> Aim of the exercise
Write out the material exactly. Do not include the pictures.

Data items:
start
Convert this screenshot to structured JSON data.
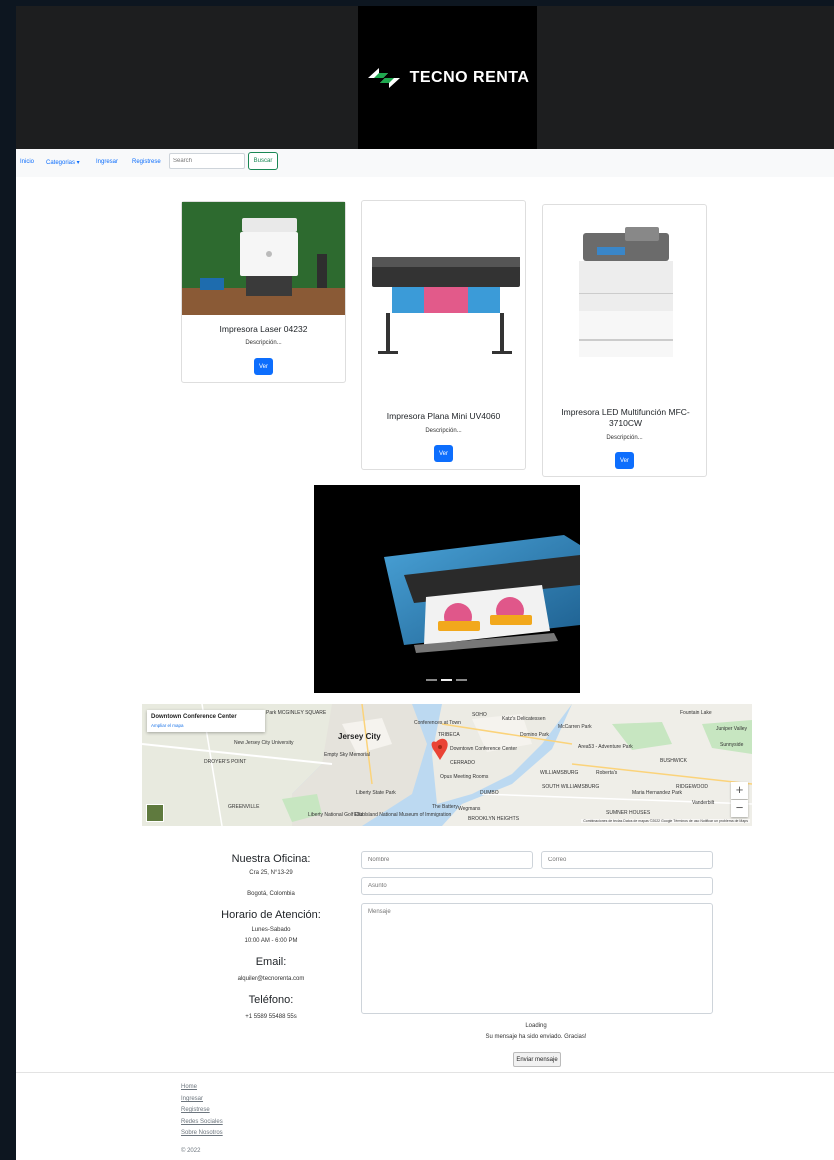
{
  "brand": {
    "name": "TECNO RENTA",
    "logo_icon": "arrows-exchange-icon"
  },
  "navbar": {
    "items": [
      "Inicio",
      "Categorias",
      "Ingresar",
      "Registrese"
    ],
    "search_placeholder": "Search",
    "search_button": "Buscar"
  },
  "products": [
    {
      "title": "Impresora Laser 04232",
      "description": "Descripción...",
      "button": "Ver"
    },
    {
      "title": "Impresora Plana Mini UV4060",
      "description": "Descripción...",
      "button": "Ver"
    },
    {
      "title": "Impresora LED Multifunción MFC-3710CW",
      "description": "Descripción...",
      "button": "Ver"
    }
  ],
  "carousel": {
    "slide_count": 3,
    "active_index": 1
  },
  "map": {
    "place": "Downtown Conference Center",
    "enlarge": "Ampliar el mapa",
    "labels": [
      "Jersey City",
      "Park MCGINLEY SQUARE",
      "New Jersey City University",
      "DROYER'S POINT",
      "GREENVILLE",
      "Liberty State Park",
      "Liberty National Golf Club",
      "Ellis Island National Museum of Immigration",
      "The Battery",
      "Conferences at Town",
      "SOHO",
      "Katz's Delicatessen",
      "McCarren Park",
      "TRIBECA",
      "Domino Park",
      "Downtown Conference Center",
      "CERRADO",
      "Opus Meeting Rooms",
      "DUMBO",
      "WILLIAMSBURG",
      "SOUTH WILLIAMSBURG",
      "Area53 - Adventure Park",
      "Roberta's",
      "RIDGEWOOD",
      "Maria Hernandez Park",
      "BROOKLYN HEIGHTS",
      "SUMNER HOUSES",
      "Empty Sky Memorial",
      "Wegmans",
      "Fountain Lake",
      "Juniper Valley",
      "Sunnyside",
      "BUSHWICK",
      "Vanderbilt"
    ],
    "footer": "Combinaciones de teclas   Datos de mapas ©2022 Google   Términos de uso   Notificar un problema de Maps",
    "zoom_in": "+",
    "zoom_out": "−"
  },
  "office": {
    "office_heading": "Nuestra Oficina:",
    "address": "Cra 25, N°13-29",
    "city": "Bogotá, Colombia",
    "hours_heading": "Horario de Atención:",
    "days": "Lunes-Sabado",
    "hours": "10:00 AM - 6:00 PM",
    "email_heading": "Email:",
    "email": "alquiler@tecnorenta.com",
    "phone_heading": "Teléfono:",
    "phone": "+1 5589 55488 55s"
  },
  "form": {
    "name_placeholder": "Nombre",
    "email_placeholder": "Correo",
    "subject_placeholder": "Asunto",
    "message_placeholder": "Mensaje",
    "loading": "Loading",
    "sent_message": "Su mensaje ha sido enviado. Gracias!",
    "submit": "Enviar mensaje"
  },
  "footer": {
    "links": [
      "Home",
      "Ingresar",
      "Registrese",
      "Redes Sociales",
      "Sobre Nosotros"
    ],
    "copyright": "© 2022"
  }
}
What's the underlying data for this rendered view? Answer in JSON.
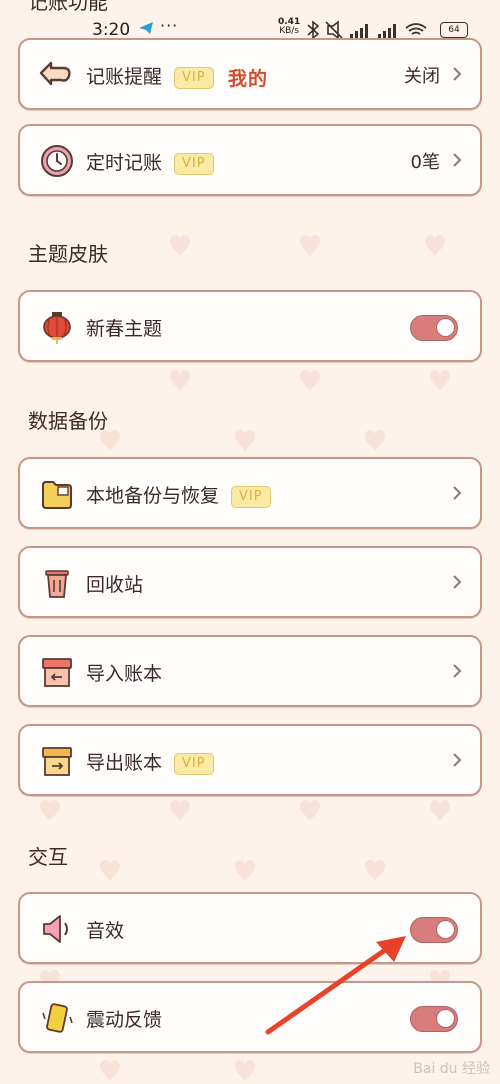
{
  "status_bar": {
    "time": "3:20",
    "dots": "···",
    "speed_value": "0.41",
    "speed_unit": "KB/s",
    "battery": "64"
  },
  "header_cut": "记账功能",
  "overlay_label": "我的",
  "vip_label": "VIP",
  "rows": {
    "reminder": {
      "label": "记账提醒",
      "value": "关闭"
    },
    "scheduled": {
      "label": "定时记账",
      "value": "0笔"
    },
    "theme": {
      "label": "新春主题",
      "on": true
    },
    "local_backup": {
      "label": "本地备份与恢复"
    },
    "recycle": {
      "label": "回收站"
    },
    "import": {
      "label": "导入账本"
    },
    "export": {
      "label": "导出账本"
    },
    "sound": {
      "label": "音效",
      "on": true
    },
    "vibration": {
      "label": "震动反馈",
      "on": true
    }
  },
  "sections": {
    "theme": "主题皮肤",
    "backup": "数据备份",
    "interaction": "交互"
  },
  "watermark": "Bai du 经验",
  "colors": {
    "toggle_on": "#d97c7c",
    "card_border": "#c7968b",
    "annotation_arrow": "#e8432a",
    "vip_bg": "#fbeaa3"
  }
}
end
> Answer for this exercise
Convert this screenshot to structured JSON data.
{
  "brand": {
    "name": "TECNO RENTA",
    "logo_icon": "arrows-exchange-icon"
  },
  "navbar": {
    "items": [
      "Inicio",
      "Categorias",
      "Ingresar",
      "Registrese"
    ],
    "search_placeholder": "Search",
    "search_button": "Buscar"
  },
  "products": [
    {
      "title": "Impresora Laser 04232",
      "description": "Descripción...",
      "button": "Ver"
    },
    {
      "title": "Impresora Plana Mini UV4060",
      "description": "Descripción...",
      "button": "Ver"
    },
    {
      "title": "Impresora LED Multifunción MFC-3710CW",
      "description": "Descripción...",
      "button": "Ver"
    }
  ],
  "carousel": {
    "slide_count": 3,
    "active_index": 1
  },
  "map": {
    "place": "Downtown Conference Center",
    "enlarge": "Ampliar el mapa",
    "labels": [
      "Jersey City",
      "Park MCGINLEY SQUARE",
      "New Jersey City University",
      "DROYER'S POINT",
      "GREENVILLE",
      "Liberty State Park",
      "Liberty National Golf Club",
      "Ellis Island National Museum of Immigration",
      "The Battery",
      "Conferences at Town",
      "SOHO",
      "Katz's Delicatessen",
      "McCarren Park",
      "TRIBECA",
      "Domino Park",
      "Downtown Conference Center",
      "CERRADO",
      "Opus Meeting Rooms",
      "DUMBO",
      "WILLIAMSBURG",
      "SOUTH WILLIAMSBURG",
      "Area53 - Adventure Park",
      "Roberta's",
      "RIDGEWOOD",
      "Maria Hernandez Park",
      "BROOKLYN HEIGHTS",
      "SUMNER HOUSES",
      "Empty Sky Memorial",
      "Wegmans",
      "Fountain Lake",
      "Juniper Valley",
      "Sunnyside",
      "BUSHWICK",
      "Vanderbilt"
    ],
    "footer": "Combinaciones de teclas   Datos de mapas ©2022 Google   Términos de uso   Notificar un problema de Maps",
    "zoom_in": "+",
    "zoom_out": "−"
  },
  "office": {
    "office_heading": "Nuestra Oficina:",
    "address": "Cra 25, N°13-29",
    "city": "Bogotá, Colombia",
    "hours_heading": "Horario de Atención:",
    "days": "Lunes-Sabado",
    "hours": "10:00 AM - 6:00 PM",
    "email_heading": "Email:",
    "email": "alquiler@tecnorenta.com",
    "phone_heading": "Teléfono:",
    "phone": "+1 5589 55488 55s"
  },
  "form": {
    "name_placeholder": "Nombre",
    "email_placeholder": "Correo",
    "subject_placeholder": "Asunto",
    "message_placeholder": "Mensaje",
    "loading": "Loading",
    "sent_message": "Su mensaje ha sido enviado. Gracias!",
    "submit": "Enviar mensaje"
  },
  "footer": {
    "links": [
      "Home",
      "Ingresar",
      "Registrese",
      "Redes Sociales",
      "Sobre Nosotros"
    ],
    "copyright": "© 2022"
  }
}
What's the underlying data for this rendered view? Answer in JSON.
{
  "status_bar": {
    "time": "3:20",
    "dots": "···",
    "speed_value": "0.41",
    "speed_unit": "KB/s",
    "battery": "64"
  },
  "header_cut": "记账功能",
  "overlay_label": "我的",
  "vip_label": "VIP",
  "rows": {
    "reminder": {
      "label": "记账提醒",
      "value": "关闭"
    },
    "scheduled": {
      "label": "定时记账",
      "value": "0笔"
    },
    "theme": {
      "label": "新春主题",
      "on": true
    },
    "local_backup": {
      "label": "本地备份与恢复"
    },
    "recycle": {
      "label": "回收站"
    },
    "import": {
      "label": "导入账本"
    },
    "export": {
      "label": "导出账本"
    },
    "sound": {
      "label": "音效",
      "on": true
    },
    "vibration": {
      "label": "震动反馈",
      "on": true
    }
  },
  "sections": {
    "theme": "主题皮肤",
    "backup": "数据备份",
    "interaction": "交互"
  },
  "watermark": "Bai du 经验",
  "colors": {
    "toggle_on": "#d97c7c",
    "card_border": "#c7968b",
    "annotation_arrow": "#e8432a",
    "vip_bg": "#fbeaa3"
  }
}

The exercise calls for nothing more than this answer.